===== Extracted data =====

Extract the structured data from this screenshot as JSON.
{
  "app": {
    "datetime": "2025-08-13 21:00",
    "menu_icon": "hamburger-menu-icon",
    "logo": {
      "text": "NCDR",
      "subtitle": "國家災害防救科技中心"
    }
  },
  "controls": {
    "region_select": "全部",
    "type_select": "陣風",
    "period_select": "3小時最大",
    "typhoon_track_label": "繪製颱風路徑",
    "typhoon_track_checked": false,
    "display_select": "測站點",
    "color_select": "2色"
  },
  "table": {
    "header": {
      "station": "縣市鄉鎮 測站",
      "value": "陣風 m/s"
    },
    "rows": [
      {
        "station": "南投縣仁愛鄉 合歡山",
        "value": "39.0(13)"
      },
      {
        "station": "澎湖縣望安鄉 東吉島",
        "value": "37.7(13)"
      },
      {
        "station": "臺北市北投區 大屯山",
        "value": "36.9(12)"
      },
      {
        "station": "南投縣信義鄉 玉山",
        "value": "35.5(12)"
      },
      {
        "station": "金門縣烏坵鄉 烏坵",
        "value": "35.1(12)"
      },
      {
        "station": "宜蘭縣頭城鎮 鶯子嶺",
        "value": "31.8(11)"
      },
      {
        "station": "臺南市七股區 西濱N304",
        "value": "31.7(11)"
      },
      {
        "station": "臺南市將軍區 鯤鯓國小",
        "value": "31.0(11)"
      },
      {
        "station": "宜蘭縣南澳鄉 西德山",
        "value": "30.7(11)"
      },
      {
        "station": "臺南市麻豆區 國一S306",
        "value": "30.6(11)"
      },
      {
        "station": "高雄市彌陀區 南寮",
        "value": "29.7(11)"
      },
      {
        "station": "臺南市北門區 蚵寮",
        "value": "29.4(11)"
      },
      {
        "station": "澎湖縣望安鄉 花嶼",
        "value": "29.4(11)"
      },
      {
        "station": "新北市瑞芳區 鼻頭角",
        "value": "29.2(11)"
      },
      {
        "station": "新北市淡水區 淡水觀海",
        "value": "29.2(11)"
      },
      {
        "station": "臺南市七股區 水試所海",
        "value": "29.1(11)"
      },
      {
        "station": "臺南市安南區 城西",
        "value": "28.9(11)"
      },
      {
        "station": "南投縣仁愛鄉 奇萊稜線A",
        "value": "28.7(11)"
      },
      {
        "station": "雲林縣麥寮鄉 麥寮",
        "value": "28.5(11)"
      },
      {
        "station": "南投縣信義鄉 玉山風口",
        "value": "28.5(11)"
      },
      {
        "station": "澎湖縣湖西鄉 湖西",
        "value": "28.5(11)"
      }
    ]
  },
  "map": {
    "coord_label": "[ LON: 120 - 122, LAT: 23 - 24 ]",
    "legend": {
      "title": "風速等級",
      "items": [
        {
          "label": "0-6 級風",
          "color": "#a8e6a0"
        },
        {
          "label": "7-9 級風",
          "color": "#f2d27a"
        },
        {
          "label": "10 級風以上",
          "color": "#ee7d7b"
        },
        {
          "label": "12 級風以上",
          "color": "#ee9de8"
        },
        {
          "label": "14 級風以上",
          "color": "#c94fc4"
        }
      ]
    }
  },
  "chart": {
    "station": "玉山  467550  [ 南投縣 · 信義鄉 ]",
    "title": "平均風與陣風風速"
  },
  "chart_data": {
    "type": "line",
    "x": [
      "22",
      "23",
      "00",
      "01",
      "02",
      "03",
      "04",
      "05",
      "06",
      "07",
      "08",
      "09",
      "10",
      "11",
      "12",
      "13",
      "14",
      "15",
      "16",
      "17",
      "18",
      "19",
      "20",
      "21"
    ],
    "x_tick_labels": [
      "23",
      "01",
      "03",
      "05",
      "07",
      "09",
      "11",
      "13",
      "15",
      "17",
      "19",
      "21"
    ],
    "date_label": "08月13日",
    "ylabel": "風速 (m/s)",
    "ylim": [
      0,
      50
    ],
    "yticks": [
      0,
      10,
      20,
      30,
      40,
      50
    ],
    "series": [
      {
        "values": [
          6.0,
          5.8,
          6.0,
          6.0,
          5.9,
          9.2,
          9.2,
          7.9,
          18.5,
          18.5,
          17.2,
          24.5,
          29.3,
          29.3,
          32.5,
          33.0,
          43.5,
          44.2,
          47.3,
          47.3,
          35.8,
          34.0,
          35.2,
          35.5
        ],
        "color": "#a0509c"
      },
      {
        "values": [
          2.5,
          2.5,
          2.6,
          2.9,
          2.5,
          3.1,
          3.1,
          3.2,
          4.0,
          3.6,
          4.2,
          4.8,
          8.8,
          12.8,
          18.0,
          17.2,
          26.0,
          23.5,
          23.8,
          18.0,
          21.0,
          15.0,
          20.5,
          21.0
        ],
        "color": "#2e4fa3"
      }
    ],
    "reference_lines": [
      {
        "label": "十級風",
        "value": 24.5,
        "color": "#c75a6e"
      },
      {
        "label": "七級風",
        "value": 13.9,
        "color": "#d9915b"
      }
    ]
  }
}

=====

Given exercise:
Take the entries above and transcribe them in full.

Solution to the problem:
Extract the structured data from this screenshot as JSON.
{
  "app": {
    "datetime": "2025-08-13 21:00",
    "menu_icon": "hamburger-menu-icon",
    "logo": {
      "text": "NCDR",
      "subtitle": "國家災害防救科技中心"
    }
  },
  "controls": {
    "region_select": "全部",
    "type_select": "陣風",
    "period_select": "3小時最大",
    "typhoon_track_label": "繪製颱風路徑",
    "typhoon_track_checked": false,
    "display_select": "測站點",
    "color_select": "2色"
  },
  "table": {
    "header": {
      "station": "縣市鄉鎮 測站",
      "value": "陣風 m/s"
    },
    "rows": [
      {
        "station": "南投縣仁愛鄉 合歡山",
        "value": "39.0(13)"
      },
      {
        "station": "澎湖縣望安鄉 東吉島",
        "value": "37.7(13)"
      },
      {
        "station": "臺北市北投區 大屯山",
        "value": "36.9(12)"
      },
      {
        "station": "南投縣信義鄉 玉山",
        "value": "35.5(12)"
      },
      {
        "station": "金門縣烏坵鄉 烏坵",
        "value": "35.1(12)"
      },
      {
        "station": "宜蘭縣頭城鎮 鶯子嶺",
        "value": "31.8(11)"
      },
      {
        "station": "臺南市七股區 西濱N304",
        "value": "31.7(11)"
      },
      {
        "station": "臺南市將軍區 鯤鯓國小",
        "value": "31.0(11)"
      },
      {
        "station": "宜蘭縣南澳鄉 西德山",
        "value": "30.7(11)"
      },
      {
        "station": "臺南市麻豆區 國一S306",
        "value": "30.6(11)"
      },
      {
        "station": "高雄市彌陀區 南寮",
        "value": "29.7(11)"
      },
      {
        "station": "臺南市北門區 蚵寮",
        "value": "29.4(11)"
      },
      {
        "station": "澎湖縣望安鄉 花嶼",
        "value": "29.4(11)"
      },
      {
        "station": "新北市瑞芳區 鼻頭角",
        "value": "29.2(11)"
      },
      {
        "station": "新北市淡水區 淡水觀海",
        "value": "29.2(11)"
      },
      {
        "station": "臺南市七股區 水試所海",
        "value": "29.1(11)"
      },
      {
        "station": "臺南市安南區 城西",
        "value": "28.9(11)"
      },
      {
        "station": "南投縣仁愛鄉 奇萊稜線A",
        "value": "28.7(11)"
      },
      {
        "station": "雲林縣麥寮鄉 麥寮",
        "value": "28.5(11)"
      },
      {
        "station": "南投縣信義鄉 玉山風口",
        "value": "28.5(11)"
      },
      {
        "station": "澎湖縣湖西鄉 湖西",
        "value": "28.5(11)"
      }
    ]
  },
  "map": {
    "coord_label": "[ LON: 120 - 122, LAT: 23 - 24 ]",
    "legend": {
      "title": "風速等級",
      "items": [
        {
          "label": "0-6 級風",
          "color": "#a8e6a0"
        },
        {
          "label": "7-9 級風",
          "color": "#f2d27a"
        },
        {
          "label": "10 級風以上",
          "color": "#ee7d7b"
        },
        {
          "label": "12 級風以上",
          "color": "#ee9de8"
        },
        {
          "label": "14 級風以上",
          "color": "#c94fc4"
        }
      ]
    }
  },
  "chart": {
    "station": "玉山  467550  [ 南投縣 · 信義鄉 ]",
    "title": "平均風與陣風風速"
  },
  "chart_data": {
    "type": "line",
    "x": [
      "22",
      "23",
      "00",
      "01",
      "02",
      "03",
      "04",
      "05",
      "06",
      "07",
      "08",
      "09",
      "10",
      "11",
      "12",
      "13",
      "14",
      "15",
      "16",
      "17",
      "18",
      "19",
      "20",
      "21"
    ],
    "x_tick_labels": [
      "23",
      "01",
      "03",
      "05",
      "07",
      "09",
      "11",
      "13",
      "15",
      "17",
      "19",
      "21"
    ],
    "date_label": "08月13日",
    "ylabel": "風速 (m/s)",
    "ylim": [
      0,
      50
    ],
    "yticks": [
      0,
      10,
      20,
      30,
      40,
      50
    ],
    "series": [
      {
        "values": [
          6.0,
          5.8,
          6.0,
          6.0,
          5.9,
          9.2,
          9.2,
          7.9,
          18.5,
          18.5,
          17.2,
          24.5,
          29.3,
          29.3,
          32.5,
          33.0,
          43.5,
          44.2,
          47.3,
          47.3,
          35.8,
          34.0,
          35.2,
          35.5
        ],
        "color": "#a0509c"
      },
      {
        "values": [
          2.5,
          2.5,
          2.6,
          2.9,
          2.5,
          3.1,
          3.1,
          3.2,
          4.0,
          3.6,
          4.2,
          4.8,
          8.8,
          12.8,
          18.0,
          17.2,
          26.0,
          23.5,
          23.8,
          18.0,
          21.0,
          15.0,
          20.5,
          21.0
        ],
        "color": "#2e4fa3"
      }
    ],
    "reference_lines": [
      {
        "label": "十級風",
        "value": 24.5,
        "color": "#c75a6e"
      },
      {
        "label": "七級風",
        "value": 13.9,
        "color": "#d9915b"
      }
    ]
  }
}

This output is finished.